# [Page excerpt]
Even if the the song is wrong about the astrologers who come to visit Jesus, the Christmas story nevertheless does involve three kings.   The first is a king who sits on a throne in Rome.  His name is Caesar Augustus.  He received the name Augustus as an honorary title from the Roman senate thanks to, according to his own account, his “virtue, mercy, justice, and piety.”[1]  What a king Augustus must have been.

At the first waterfall of the Nile River, there is an inscription lauding Augustus that reads:

The emperor, ruler of oceans and continents, the divine father among men, who bears the same name as his heavenly father – Liberator, the marvelous star of the Greek world, shining with the brilliance of the great heavenly Savior.[2]

As it turns out, Caesar Augustus was hailed not only as a king, but as a divinity.  And it is this king who lifts his finger to issue a decree for a census that sends the whole world, including a couple of peasants from Nazareth, scrambling:

And it came to pass in those days that a decree went out from Caesar Augustus that all the world should be registered.  So all went to be registered, everyone to his own city. Joseph also went up from Galilee, out of the city of Nazareth, into Judea, to the city of David, which is called Bethlehem, because he was of the house and lineage of David, to be registered with Mary, his betrothed wife, who was with child. (Luke 2:1, 3-5)

The second king of the Christmas story is local ruler named Herod the Great.  He too received a prestigious title from the Roman senate: “the king of the Jews.”  Though his title was more baronial than Caesar’s supernatural titles, he was also proud of his position and fiercely sought to protect it regardless of the cost.  He became exceedingly paranoid that those around him were jockeying for his throne so, one by one, he had them executed.  First it was his brother-in-law, Aristobulus III, who Herod ordered drown.  Then it was another brother-in-law, Kostobar.  He even executed two of his own sons, Alexander and Aristobulus, accusing them of high treason.  Herod’s murderous rampages became so infamous that Caesar Augustus is said to have once remarked, “I’d rather be Herod’s pig than Herod’s son.”

# [Requirements]
a) Tell whether each statement agrees with the three-kings passage: (i) Augustus got his name as an honorary title from the Roman senate; (ii) an inscription praising Augustus stands at the first waterfall of the Nile River; (iii) Herod executed three of his own sons. Answer yes or no for each, quoting the words of the passage that decide it.
b) Update a section of the three-kings passage. Begin at the words "And it came" and stop after "(Luke 2:1, 3-5)", replacing "betrothed wife" with "espoused wife".
c) Go on with the three-kings passage, starting after its last sentence.
The lines that come next have nothing to do with the three-kings passage.

# [Data section]

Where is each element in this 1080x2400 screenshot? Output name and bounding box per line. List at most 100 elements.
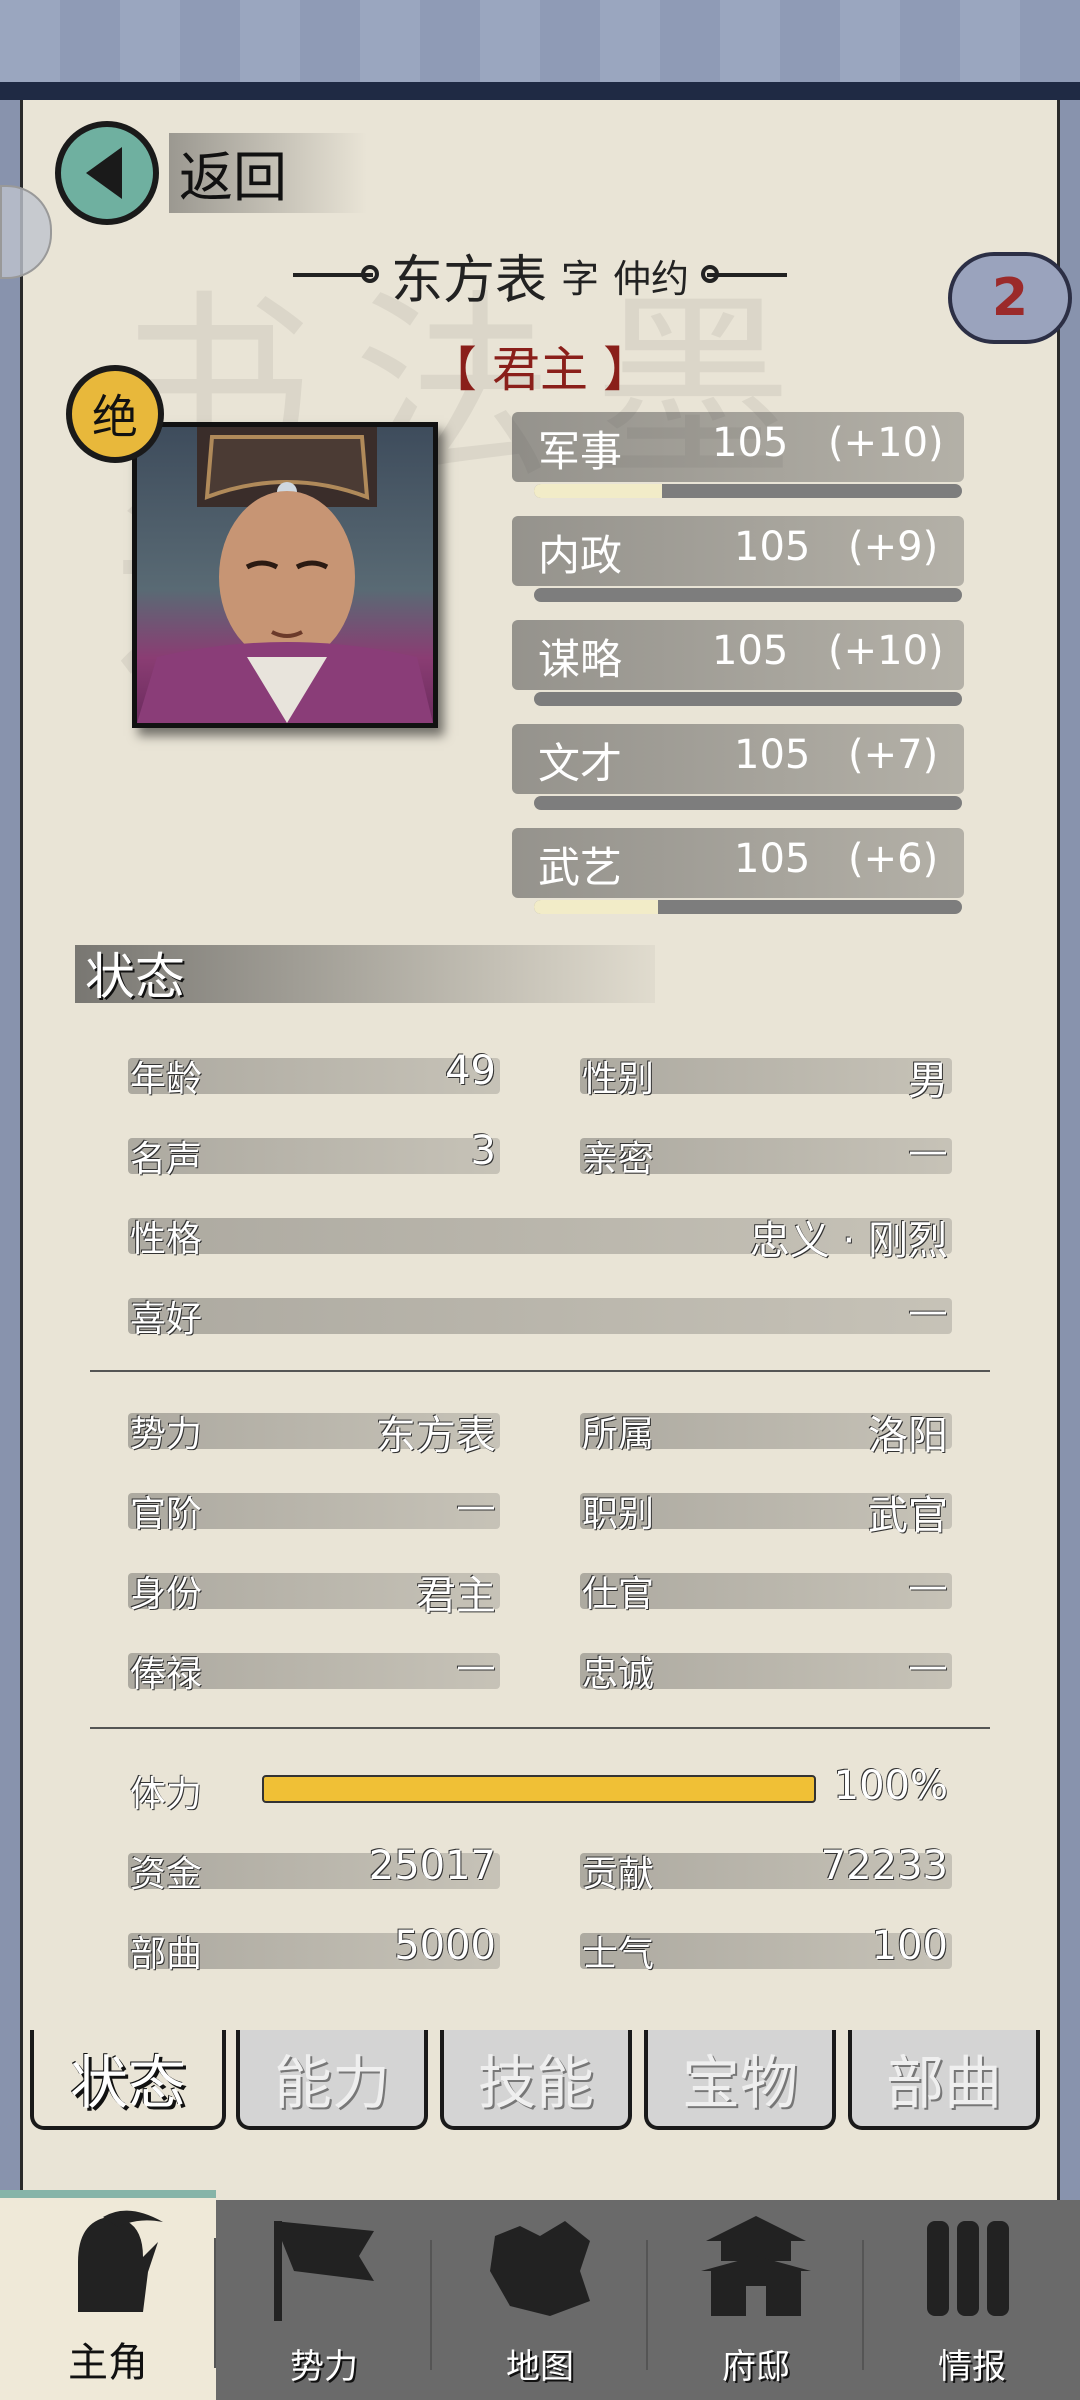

# [Task-by-task answers]
a)
(i) Yes: "He received the name Augustus as an honorary title from the Roman senate"
(ii) Yes: "At the first waterfall of the Nile River, there is an inscription lauding Augustus"
(iii) No: "He even executed two of his own sons, Alexander and Aristobulus"

b)
And it came to pass in those days that a decree went out from Caesar Augustus that all the world should be registered.  So all went to be registered, everyone to his own city. Joseph also went up from Galilee, out of the city of Nazareth, into Judea, to the city of David, which is called Bethlehem, because he was of the house and lineage of David, to be registered with Mary, his espoused wife, who was with child. (Luke 2:1, 3-5)

c)
Considering Herod’s insecurities, it is no surprise that when a group of astrologers from a faraway land come to Herod and ask him, “Where is the one who has been born king of the Jews?” (Matthew 2:2), Herod impulsively and impetuously gives “orders to kill all the boys in Bethlehem and its vicinity who were two years old and under, in accordance with the time he had learned from the Magi” (Matthew 2:16).

This leads us to the third king in the Christmas story – the newborn king about which the Magi ask.  When Jesus was born, He certainly didn’t look like a king.  And yet, He inaugurated a kingdom that endures to this day, as a walk inside one of what are literally millions of churches will indicate.

Whether or not you believe Him to be an eternal king, Jesus is someone with whom everyone must grapple.   Caesar Augustus grapples with Jesus by means of indifference.  He didn’t know anything of Jesus and didn’t care to.  He was, after all, a much more important figure than some impoverished infant sleeping in straw in Bethlehem.  But what Caesar couldn’t have imagined is that it wouldn’t be his kingship that would eventually be celebrated with a worldwide holiday, it would be Jesus’ birth.  It would not be Jesus who would become Caesars’ footnote in history, it would be Caesar who became Jesus’ footnote.  We would nary talk about Caesar Augustus this time of year – or any time of year – were it not for Jesus.  Caesar’s indifference falls in the face of Jesus’ kingdom.

Herod the Great grapples with Jesus in a different manner – by that of hostility.  He hates Jesus and seeks to have Him killed.  But not only does he fail, he fails miserably.  Joseph takes his family and escapes to Egypt before Herod’s executioners can get to the child.  Herod fails to end Jesus’ life as a child even as Pontius Pilate ultimately fails to finish Him off as an adult, as the story of Easter so gloriously reveals.  Herod’s hostility, then, falls in the face of Jesus’ kingdom.

Though two millennia have passed, the reactions to Jesus’ kingship have not changed.  Many people treat the celebration of Christmas – at least the part that involves Jesus’ birth – with a mild indifference, a distant secondary feature of a holiday that primarily consists of the niceties of parties, decorations, and, of course, plenty of presents.  Others treat the story of the nativity with outright hostility – incensed that a holiday that has such blatantly Christian overtones would still be embraced and thought of as Christian by what should be an enlightened secular West.  But Christmas marches on.  And the fact that it does says something about Jesus’ kingdom.  It does not and will not fail or fall because of our responses to it.  Either it will endure for us and be a solace of salvation, or it will endure in spite of us and become an edict of execration.  Which way will it endure for you?  That’s the question of Christmas.

I hope you have an answer.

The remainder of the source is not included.